__SHORT TASK__
Repeat exactly, and only, the lines from the one containing "Decode this image" through the end of the records.

__SUPPLIED ENTRIES__
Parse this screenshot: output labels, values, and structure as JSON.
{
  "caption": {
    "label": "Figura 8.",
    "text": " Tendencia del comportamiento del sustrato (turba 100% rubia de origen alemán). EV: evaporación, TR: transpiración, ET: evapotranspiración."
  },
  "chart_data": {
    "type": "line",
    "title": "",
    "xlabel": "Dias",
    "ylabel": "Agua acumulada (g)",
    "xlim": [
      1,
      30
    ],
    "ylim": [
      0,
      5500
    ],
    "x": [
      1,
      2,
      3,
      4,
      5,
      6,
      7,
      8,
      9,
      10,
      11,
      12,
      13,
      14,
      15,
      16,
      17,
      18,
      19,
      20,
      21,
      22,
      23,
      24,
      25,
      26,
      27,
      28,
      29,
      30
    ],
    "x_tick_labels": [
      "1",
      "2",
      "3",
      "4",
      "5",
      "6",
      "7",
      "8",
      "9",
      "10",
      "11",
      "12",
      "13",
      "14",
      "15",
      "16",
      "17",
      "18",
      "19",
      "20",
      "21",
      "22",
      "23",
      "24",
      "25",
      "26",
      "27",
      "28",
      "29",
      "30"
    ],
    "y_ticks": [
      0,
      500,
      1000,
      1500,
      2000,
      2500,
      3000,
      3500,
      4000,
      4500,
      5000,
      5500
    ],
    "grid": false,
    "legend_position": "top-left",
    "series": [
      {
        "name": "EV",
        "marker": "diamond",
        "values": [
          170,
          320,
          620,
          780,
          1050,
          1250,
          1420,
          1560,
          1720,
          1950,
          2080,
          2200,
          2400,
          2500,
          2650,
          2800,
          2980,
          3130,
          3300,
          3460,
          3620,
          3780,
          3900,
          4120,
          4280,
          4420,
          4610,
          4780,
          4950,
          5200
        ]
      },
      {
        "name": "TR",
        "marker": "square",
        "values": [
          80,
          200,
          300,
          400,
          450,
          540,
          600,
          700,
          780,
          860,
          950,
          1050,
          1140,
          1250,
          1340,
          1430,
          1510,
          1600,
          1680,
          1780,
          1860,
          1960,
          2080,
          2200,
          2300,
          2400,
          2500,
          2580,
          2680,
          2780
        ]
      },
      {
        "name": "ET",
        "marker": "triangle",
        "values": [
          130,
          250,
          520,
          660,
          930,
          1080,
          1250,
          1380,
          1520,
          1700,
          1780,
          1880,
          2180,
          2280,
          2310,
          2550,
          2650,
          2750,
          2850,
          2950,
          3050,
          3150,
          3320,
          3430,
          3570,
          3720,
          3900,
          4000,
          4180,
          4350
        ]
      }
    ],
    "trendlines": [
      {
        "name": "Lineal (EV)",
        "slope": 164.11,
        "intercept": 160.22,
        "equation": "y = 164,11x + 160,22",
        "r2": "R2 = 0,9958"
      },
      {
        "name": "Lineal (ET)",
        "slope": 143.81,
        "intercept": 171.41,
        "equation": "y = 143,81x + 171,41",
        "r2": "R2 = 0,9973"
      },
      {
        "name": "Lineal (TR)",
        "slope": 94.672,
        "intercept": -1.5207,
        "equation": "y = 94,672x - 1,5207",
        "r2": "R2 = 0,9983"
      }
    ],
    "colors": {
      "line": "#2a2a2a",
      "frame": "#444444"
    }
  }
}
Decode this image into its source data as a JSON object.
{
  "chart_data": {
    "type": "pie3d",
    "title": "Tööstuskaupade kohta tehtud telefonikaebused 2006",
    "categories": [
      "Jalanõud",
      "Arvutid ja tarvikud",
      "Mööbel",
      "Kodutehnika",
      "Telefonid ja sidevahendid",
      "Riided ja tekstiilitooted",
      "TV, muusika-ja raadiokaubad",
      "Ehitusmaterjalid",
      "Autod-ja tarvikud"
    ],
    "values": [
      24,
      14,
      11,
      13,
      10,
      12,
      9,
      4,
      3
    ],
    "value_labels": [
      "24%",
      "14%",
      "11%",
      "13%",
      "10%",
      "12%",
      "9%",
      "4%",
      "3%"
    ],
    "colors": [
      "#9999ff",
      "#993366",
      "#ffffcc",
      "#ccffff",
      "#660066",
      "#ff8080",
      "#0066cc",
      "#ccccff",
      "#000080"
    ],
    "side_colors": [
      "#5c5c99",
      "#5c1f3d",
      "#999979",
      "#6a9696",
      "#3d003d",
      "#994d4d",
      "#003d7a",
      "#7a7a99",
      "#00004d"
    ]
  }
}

__CORRECT OUTPUT__
Decode this image into its source data as a JSON object.
{
  "chart_data": {
    "type": "pie3d",
    "title": "Tööstuskaupade kohta tehtud telefonikaebused 2006",
    "categories": [
      "Jalanõud",
      "Arvutid ja tarvikud",
      "Mööbel",
      "Kodutehnika",
      "Telefonid ja sidevahendid",
      "Riided ja tekstiilitooted",
      "TV, muusika-ja raadiokaubad",
      "Ehitusmaterjalid",
      "Autod-ja tarvikud"
    ],
    "values": [
      24,
      14,
      11,
      13,
      10,
      12,
      9,
      4,
      3
    ],
    "value_labels": [
      "24%",
      "14%",
      "11%",
      "13%",
      "10%",
      "12%",
      "9%",
      "4%",
      "3%"
    ],
    "colors": [
      "#9999ff",
      "#993366",
      "#ffffcc",
      "#ccffff",
      "#660066",
      "#ff8080",
      "#0066cc",
      "#ccccff",
      "#000080"
    ],
    "side_colors": [
      "#5c5c99",
      "#5c1f3d",
      "#999979",
      "#6a9696",
      "#3d003d",
      "#994d4d",
      "#003d7a",
      "#7a7a99",
      "#00004d"
    ]
  }
}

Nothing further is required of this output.